■ Brief
Restate the material word for word and leave out anything that is a picture.

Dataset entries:

━━━━━━━━━━

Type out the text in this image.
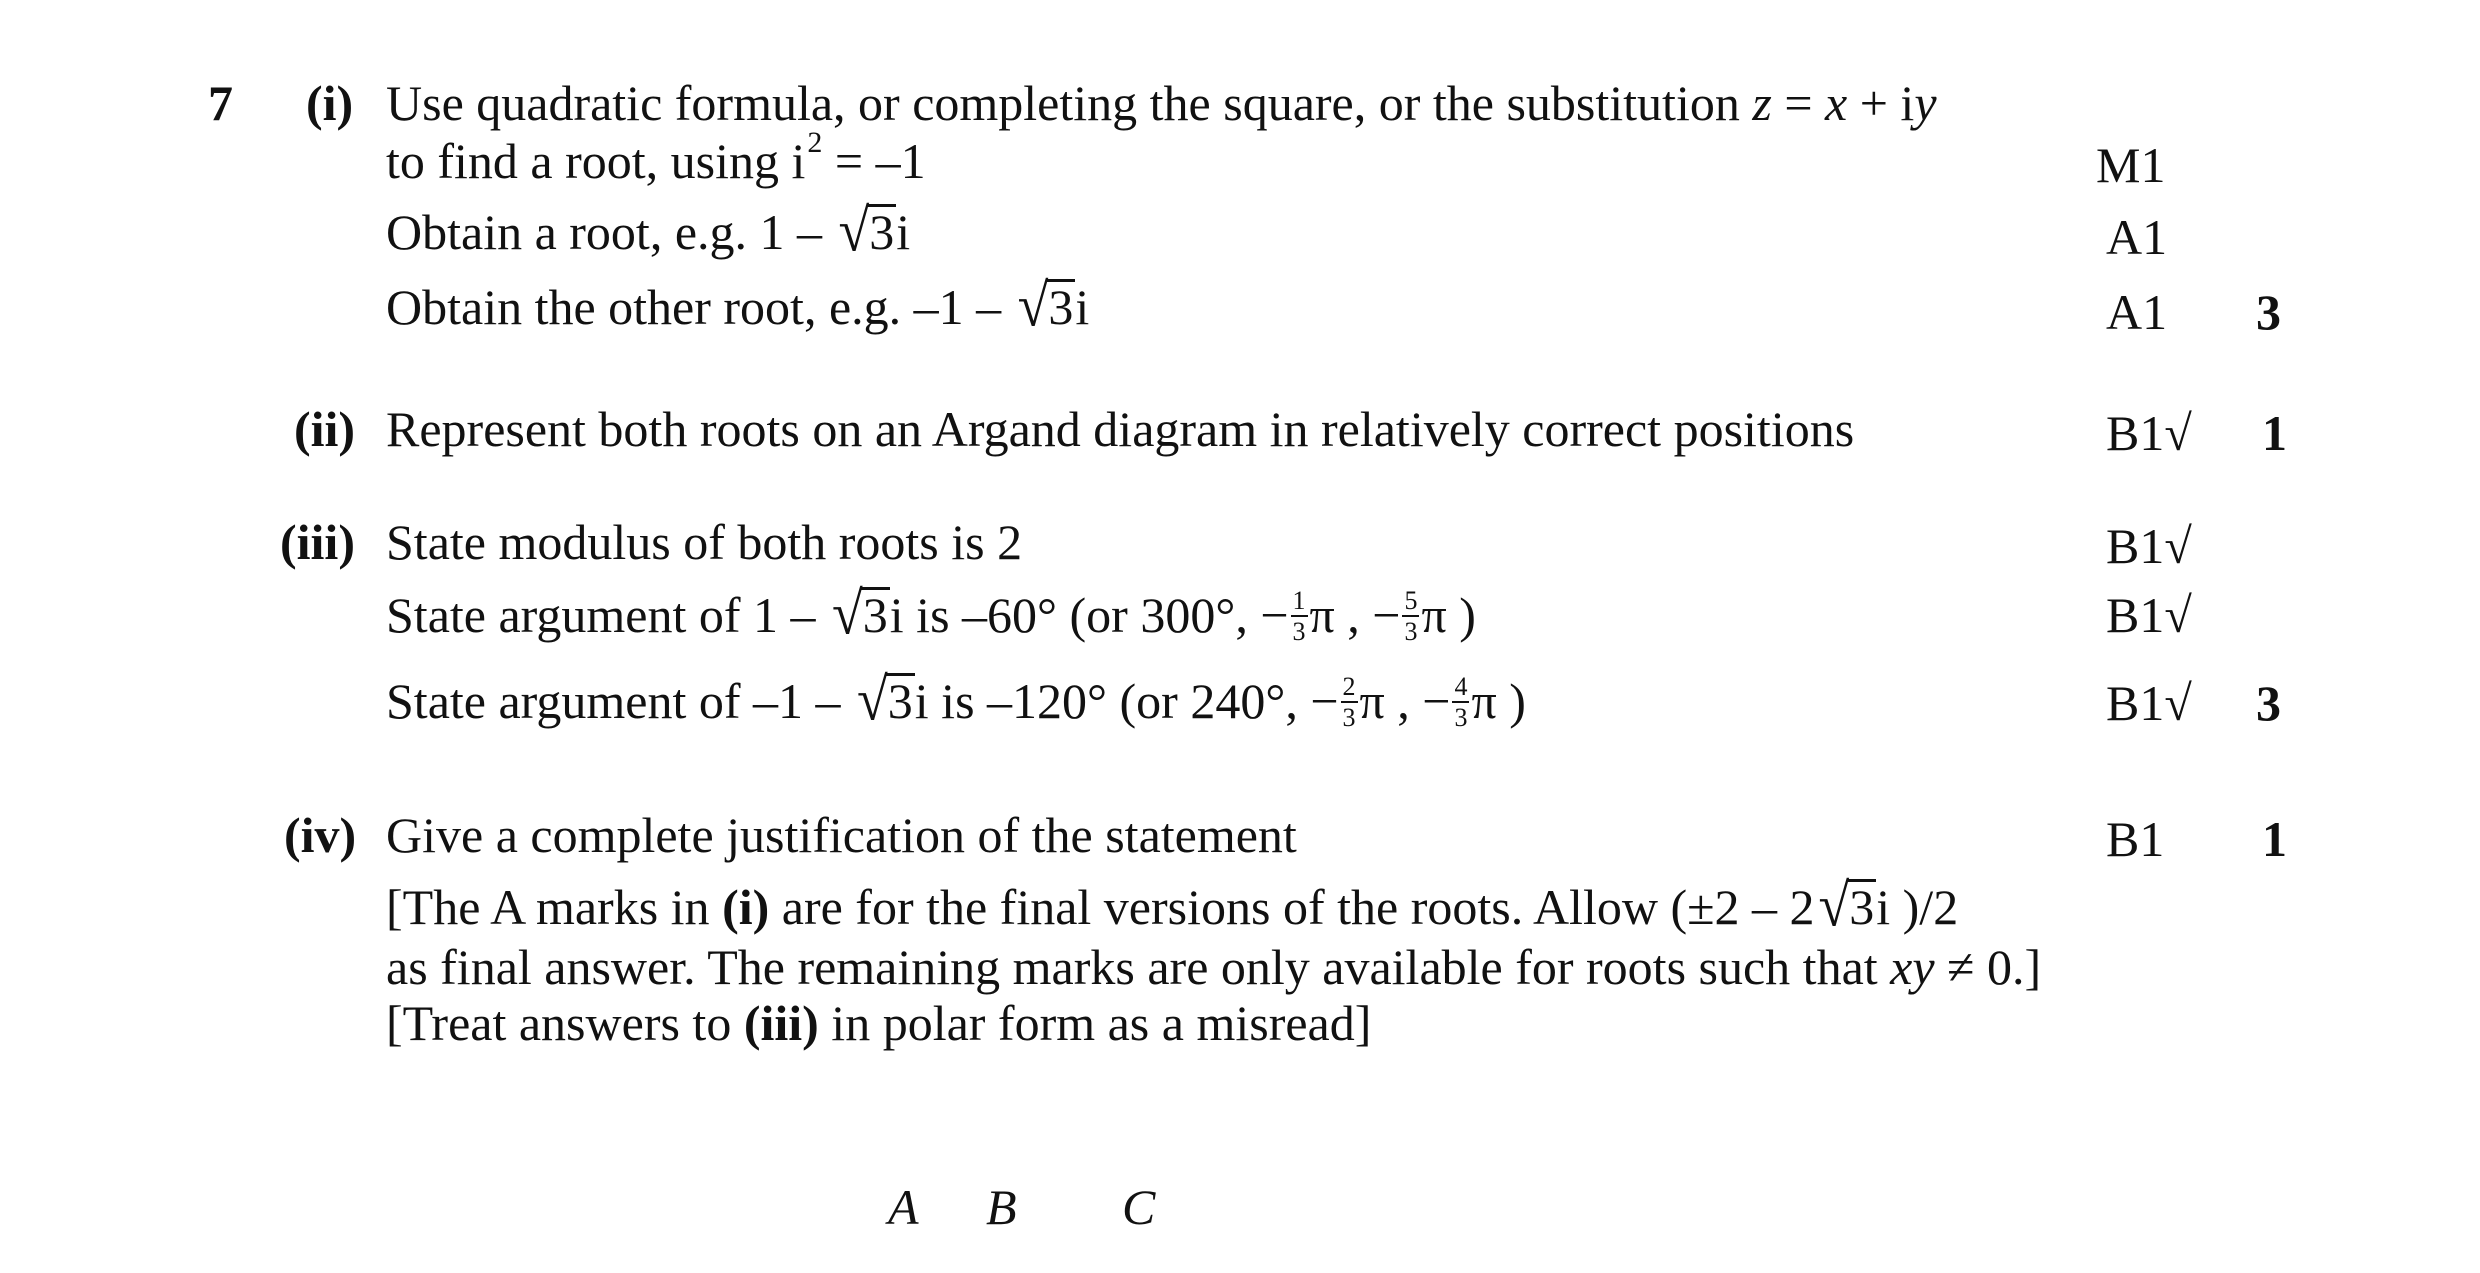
7 (i) Use quadratic formula, or completing the square, or the substitution z = x + iy
to find a root, using $i^2 = -1$
Obtain a root, e.g. 1 – √3i
Obtain the other root, e.g. –1 – √3i
M1
A1
A1 3
(ii) Represent both roots on an Argand diagram in relatively correct positions	B1√ 1
(iii) State modulus of both roots is 2
State argument of 1 – √3i is –60° (or 300°, − $\frac{1}{3}$ π , − $\frac{5}{3}$ π )
State argument of –1 – √3i is –120° (or 240°, − $\frac{2}{3}$ π , − $\frac{4}{3}$ π )
B1√
B1√
B1√ 3
(iv) Give a complete justification of the statement
[The A marks in (i) are for the final versions of the roots. Allow (±2 – 2√3i )/2
as final answer. The remaining marks are only available for roots such that xy ≠ 0.]
[Treat answers to (iii) in polar form as a misread]
B1 1
A B C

━━━━━━━━━━

■ Correct answer
Type out the text in this image.
7 (i) Use quadratic formula, or completing the square, or the substitution z = x + iy
to find a root, using $i^2 = -1$
Obtain a root, e.g. 1 – √3i
Obtain the other root, e.g. –1 – √3i
M1
A1
A1 3
(ii) Represent both roots on an Argand diagram in relatively correct positions	B1√ 1
(iii) State modulus of both roots is 2
State argument of 1 – √3i is –60° (or 300°, − $\frac{1}{3}$ π , − $\frac{5}{3}$ π )
State argument of –1 – √3i is –120° (or 240°, − $\frac{2}{3}$ π , − $\frac{4}{3}$ π )
B1√
B1√
B1√ 3
(iv) Give a complete justification of the statement
[The A marks in (i) are for the final versions of the roots. Allow (±2 – 2√3i )/2
as final answer. The remaining marks are only available for roots such that xy ≠ 0.]
[Treat answers to (iii) in polar form as a misread]
B1 1
A B C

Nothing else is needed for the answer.